Отрывок для чтения
-.-.-

Наша семья отличалась от других жильцов дома на Большом Каретном. Мой отец — Борис Самойлович Утевский, известный учёный-юрист, был знаком с такими выдающимися коллегами, как А.Ф. Кони, И.В. Крыленко, Н.П. Карабчевский, Ф.Н. Плевако, встречался с А.М. Горьким, Ф.И. Шаляпиным, А.В. Луначарским. Присутствовал на многих известных судебных процессах мирового уровня (о чем ещё в двадцатых годах выпустил небольшую книжку). «Юрист от Бога» — огромная практика, доскональное знание теории укрепили за отцом эту славу. К нему обращались за советом и друзья дома, и знакомые, и знакомые знакомых. Он никогда не отказывал им в помощи, причём делал это бескорыстно.
Многие друзья и знакомые отца вроде как перешли мне «по наследству», и с некоторыми из них время позволило даже стать на «ты». Так, например, получилось с Аркадием Вайнером — одним из знаменитых братьев, хотя рядом с ним я постоянно чувствую его старшинство. Знаю я его ещё с тех лет, когда он, будучи в добрых отношениях с отцом, бывал у нас на Большом Каретном, — то есть с «учебной» поры на юридическом факультете МГУ. Отец выделял его как талантливого ученика, умницу. Впоследствии Аркадий работал следователем на Петровке, 38, и многие сюжеты, действующие липа произведений братьев Вайнеров основаны на личных наблюдениях, достоверных фактах.

-.-.-

Рабочие данные

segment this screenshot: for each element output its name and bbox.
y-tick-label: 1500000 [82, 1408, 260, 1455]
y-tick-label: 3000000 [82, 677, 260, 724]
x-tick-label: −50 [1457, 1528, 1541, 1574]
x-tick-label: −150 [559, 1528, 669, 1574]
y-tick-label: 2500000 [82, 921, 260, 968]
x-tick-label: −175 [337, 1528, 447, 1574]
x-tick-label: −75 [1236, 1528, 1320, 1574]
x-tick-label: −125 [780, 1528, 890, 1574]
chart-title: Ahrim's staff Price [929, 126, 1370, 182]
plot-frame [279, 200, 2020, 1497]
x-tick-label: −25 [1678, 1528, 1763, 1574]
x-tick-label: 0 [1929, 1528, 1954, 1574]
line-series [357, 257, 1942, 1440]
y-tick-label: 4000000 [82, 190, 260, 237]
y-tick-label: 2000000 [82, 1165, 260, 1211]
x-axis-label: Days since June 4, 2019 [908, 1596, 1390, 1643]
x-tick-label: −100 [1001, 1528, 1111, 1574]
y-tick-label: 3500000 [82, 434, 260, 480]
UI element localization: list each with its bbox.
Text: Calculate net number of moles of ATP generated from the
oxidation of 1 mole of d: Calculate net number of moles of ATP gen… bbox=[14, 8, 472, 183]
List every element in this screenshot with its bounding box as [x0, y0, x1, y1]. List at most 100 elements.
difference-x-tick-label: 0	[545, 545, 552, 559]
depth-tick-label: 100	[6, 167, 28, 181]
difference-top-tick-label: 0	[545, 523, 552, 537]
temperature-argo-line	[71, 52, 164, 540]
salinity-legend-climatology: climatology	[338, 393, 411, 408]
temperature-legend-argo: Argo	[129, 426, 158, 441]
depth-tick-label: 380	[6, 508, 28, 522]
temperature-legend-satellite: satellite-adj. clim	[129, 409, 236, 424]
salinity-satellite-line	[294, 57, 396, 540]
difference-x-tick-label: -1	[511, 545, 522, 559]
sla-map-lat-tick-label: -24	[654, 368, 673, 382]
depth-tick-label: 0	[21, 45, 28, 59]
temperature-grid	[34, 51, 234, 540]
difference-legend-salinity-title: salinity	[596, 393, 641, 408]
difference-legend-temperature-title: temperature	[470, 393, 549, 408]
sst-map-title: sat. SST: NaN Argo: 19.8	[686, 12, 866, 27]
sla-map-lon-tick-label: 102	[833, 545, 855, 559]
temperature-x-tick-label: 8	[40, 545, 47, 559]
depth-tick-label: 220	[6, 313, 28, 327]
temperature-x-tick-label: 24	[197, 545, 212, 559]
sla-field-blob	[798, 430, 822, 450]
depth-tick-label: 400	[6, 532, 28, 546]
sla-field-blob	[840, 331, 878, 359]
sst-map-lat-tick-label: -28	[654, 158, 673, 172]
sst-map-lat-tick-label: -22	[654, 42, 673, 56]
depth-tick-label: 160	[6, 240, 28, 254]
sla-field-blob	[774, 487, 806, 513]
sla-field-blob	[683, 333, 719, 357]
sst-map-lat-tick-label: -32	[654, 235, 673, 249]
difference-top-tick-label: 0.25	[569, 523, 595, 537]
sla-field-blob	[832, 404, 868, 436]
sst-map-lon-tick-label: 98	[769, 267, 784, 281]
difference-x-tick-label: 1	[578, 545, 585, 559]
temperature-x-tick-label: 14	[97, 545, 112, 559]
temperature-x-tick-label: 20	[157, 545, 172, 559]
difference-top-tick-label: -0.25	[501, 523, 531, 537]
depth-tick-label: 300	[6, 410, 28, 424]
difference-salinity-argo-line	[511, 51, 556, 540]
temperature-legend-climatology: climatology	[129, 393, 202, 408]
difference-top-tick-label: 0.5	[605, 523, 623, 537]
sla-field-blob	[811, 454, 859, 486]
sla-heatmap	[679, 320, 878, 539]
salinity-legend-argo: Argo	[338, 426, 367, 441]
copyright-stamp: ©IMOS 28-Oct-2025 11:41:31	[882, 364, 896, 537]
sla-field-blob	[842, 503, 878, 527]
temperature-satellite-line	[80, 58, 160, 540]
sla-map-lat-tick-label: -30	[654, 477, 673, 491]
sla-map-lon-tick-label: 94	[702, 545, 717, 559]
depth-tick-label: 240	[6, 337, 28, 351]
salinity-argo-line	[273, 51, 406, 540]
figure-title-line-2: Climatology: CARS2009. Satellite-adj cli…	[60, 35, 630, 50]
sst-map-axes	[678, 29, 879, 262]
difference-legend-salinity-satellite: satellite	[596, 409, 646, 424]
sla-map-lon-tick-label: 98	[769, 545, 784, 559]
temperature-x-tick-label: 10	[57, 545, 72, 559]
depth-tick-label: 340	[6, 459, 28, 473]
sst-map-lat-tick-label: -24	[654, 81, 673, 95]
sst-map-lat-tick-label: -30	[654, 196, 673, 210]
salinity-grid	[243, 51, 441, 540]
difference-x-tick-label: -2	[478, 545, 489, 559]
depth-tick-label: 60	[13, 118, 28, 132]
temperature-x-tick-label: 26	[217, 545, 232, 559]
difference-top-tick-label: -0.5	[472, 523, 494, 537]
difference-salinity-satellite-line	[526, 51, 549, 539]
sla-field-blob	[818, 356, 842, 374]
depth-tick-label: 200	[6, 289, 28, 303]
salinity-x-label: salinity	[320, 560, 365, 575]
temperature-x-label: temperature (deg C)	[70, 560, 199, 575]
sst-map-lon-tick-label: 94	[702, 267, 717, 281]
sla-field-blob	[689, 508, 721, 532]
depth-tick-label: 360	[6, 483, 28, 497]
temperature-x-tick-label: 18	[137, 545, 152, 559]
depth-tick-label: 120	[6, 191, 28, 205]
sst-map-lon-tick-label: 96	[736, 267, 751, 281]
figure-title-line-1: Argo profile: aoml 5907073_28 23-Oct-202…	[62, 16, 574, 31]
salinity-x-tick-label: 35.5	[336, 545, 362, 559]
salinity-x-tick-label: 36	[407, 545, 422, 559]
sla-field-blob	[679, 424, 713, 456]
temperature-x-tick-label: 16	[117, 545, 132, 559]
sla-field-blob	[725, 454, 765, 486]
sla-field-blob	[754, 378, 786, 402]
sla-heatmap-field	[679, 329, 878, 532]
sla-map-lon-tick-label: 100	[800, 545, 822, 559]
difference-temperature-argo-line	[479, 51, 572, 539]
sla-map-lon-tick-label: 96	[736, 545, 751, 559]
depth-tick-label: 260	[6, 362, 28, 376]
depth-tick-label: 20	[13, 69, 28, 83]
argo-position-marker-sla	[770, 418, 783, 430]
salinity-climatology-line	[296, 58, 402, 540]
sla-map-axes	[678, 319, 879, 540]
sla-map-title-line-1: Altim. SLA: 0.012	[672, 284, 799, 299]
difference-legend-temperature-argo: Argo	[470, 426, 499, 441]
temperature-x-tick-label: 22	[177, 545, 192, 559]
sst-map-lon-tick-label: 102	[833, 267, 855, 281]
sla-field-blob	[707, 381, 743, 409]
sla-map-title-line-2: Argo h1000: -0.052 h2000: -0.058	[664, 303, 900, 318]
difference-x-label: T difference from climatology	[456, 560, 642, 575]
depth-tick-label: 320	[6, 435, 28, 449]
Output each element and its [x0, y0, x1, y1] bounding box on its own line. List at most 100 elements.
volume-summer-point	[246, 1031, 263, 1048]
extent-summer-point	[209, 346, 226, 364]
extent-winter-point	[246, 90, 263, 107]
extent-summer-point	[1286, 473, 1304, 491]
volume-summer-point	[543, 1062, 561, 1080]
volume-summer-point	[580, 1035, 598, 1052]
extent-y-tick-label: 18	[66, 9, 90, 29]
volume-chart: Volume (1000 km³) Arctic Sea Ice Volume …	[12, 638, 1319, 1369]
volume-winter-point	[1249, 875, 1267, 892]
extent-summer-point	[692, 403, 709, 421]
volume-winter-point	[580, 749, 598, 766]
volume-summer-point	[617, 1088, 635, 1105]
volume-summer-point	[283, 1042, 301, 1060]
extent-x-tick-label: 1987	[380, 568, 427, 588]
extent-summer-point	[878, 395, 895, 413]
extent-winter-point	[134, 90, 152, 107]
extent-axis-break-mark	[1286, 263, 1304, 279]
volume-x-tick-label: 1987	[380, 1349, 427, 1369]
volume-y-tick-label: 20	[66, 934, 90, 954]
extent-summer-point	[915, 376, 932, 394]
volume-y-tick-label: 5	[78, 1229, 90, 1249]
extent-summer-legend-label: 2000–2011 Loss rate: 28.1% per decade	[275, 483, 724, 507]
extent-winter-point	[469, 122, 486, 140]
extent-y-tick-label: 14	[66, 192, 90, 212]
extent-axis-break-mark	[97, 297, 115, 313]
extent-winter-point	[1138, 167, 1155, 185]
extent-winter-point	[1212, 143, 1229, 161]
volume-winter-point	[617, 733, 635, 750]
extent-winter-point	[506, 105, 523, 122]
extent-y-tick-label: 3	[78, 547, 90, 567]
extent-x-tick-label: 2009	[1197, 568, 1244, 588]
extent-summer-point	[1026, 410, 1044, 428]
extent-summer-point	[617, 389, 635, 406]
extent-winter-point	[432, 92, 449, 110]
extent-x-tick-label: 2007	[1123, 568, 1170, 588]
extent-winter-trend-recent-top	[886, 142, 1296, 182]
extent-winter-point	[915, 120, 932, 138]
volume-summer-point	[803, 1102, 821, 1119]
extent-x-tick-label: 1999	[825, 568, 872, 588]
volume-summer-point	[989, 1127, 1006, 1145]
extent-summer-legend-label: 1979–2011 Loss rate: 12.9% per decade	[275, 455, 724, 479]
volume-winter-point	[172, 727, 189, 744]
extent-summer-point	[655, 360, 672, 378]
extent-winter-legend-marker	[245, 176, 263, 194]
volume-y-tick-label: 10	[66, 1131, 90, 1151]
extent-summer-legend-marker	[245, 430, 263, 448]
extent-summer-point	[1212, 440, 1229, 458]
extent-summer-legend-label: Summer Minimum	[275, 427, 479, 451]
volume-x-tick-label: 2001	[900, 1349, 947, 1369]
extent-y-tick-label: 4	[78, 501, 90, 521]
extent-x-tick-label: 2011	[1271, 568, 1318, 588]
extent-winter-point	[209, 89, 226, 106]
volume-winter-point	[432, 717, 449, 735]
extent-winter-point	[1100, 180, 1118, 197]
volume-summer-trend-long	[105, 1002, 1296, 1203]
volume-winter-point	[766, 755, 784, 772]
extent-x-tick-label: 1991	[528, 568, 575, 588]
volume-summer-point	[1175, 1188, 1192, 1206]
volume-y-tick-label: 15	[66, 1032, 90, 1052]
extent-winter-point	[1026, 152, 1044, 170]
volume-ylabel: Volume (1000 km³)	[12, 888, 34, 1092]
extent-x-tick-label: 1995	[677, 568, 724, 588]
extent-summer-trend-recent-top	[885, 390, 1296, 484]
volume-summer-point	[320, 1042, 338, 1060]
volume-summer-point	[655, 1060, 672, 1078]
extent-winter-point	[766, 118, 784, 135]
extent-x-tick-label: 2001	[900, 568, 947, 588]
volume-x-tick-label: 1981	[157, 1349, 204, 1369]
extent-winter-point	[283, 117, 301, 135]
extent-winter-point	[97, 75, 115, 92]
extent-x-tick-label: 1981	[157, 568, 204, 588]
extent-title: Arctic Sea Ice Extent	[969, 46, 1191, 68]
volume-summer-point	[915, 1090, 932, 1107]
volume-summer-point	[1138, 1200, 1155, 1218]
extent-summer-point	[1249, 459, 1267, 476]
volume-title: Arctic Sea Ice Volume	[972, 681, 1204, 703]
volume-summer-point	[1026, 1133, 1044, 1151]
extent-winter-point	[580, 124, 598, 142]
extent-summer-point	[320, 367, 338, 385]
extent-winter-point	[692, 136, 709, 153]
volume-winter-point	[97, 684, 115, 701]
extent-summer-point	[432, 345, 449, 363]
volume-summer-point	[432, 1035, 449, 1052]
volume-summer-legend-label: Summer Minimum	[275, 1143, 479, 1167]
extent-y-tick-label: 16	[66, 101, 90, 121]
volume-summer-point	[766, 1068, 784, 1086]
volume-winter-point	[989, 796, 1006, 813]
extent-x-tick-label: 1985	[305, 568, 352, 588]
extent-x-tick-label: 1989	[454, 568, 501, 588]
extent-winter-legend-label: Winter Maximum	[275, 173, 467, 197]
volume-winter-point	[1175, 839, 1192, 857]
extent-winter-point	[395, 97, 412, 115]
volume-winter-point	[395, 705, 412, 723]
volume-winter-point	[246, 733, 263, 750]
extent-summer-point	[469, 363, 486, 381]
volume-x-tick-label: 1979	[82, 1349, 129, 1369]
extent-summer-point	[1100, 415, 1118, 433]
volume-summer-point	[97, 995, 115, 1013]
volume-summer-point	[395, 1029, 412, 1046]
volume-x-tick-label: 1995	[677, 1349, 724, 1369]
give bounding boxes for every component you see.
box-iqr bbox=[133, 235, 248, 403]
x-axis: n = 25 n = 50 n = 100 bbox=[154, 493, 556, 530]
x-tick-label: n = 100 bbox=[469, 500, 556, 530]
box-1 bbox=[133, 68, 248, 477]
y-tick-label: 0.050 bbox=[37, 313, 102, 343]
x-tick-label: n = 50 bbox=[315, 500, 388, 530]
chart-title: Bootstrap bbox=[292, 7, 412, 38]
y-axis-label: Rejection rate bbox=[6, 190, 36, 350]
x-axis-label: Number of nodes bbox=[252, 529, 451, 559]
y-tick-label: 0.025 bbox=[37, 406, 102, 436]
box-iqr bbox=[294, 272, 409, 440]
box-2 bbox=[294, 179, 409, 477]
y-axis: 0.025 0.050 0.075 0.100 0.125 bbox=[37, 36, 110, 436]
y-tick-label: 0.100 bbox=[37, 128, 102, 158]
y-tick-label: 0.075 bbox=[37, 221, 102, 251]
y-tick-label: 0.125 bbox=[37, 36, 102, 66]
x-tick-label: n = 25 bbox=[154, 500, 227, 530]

-.-.-

Список заданий
1 – Можете дословно повторить записи, начиная с самой первой и заканчивая строкой с «oxidation of 1» включительно?
2 – Продолжите воспоминания о семье с Большого Каретного сразу после их последнего предложения.

Ответы к упражнениям
1 –
segment this screenshot: for each element output its name and bbox.
y-tick-label: 1500000 [82, 1408, 260, 1455]
y-tick-label: 3000000 [82, 677, 260, 724]
x-tick-label: −50 [1457, 1528, 1541, 1574]
x-tick-label: −150 [559, 1528, 669, 1574]
y-tick-label: 2500000 [82, 921, 260, 968]
x-tick-label: −175 [337, 1528, 447, 1574]
x-tick-label: −75 [1236, 1528, 1320, 1574]
x-tick-label: −125 [780, 1528, 890, 1574]
chart-title: Ahrim's staff Price [929, 126, 1370, 182]
plot-frame [279, 200, 2020, 1497]
x-tick-label: −25 [1678, 1528, 1763, 1574]
x-tick-label: 0 [1929, 1528, 1954, 1574]
line-series [357, 257, 1942, 1440]
y-tick-label: 4000000 [82, 190, 260, 237]
y-tick-label: 2000000 [82, 1165, 260, 1211]
x-axis-label: Days since June 4, 2019 [908, 1596, 1390, 1643]
x-tick-label: −100 [1001, 1528, 1111, 1574]
y-tick-label: 3500000 [82, 434, 260, 480]
UI element localization: list each with its bbox.
Text: Calculate net number of moles of ATP generated from the
oxidation of 1 mole of d: Calculate net number of moles of ATP gen… bbox=[14, 8, 472, 183]

2 –
Искренне уважая моего отца, Аркадий Вайнер писал в предисловии к одной из публицистических книг Б. С. Утевского: «Я имел счастье и честь не только учиться у Бориса Самойловича, слушать его блистательные лекции, изучать его многочисленные научные труды, но и знать его лично… Борис Самойлович был, прежде всего, интеллигентом в подлинном смысле этого слова. Человек огромной эрудиции, крупнейший и достаточно сановный ученый, он мог часами беседовать с таким обыкновенным студентом, как я. Наши беседы выходили подчас далеко за рамки юриспруденции и касались самых различных сторон жизни. И были бесконечно интересными». Бывая в нашем доме, Аркадий сдружился со многими его завсегдатаями, в том числе и с Володей Высоцким, и эта дружеская привязанность сохранилась на долгие годы.
Отец был строг, но справедлив, и его поступками всегда руководила логика действий. Выражения «я так решил» у него не было: он старался обосновать своё решение, причём очень убедительно, красноречиво, с явным желанием помочь. Отчитывая меня за какую-то шалость, не спешил с наказанием: в нашей семье было не принято хвататься за ремень, поступками старших руководило уважение к личному достоинству. И если мама была излишне эмоциональна, то отец уравновешивал её рассудительностью. спокойствием духа. Такой союз помогал решать многие вопросы.
Отец, будучи весьма общительным человеком, всегда располагал к себе собеседника умением слушать, вникать в тонкости разговора. Тактичный и доброжелательный, легко сходился с людьми (а это могли быть и знаменитости, и школьники, и студенты — мои сокурсники). Он был хорошим рассказчиком: если позволяло время, приходил в мою комнату (или приглашал молодёжь к себе в кабинет) и… начинались прелюбопытнейшие разговоры! В разговорах с молодежью никогда не злоупотреблял своим авторитетом, правом старшего — просто пытался узнать, какое оно, племя молодое: при своей огромной занятости отец находил время знакомиться с моими друзьями, старался узнать их поближе и даже найти общий язык.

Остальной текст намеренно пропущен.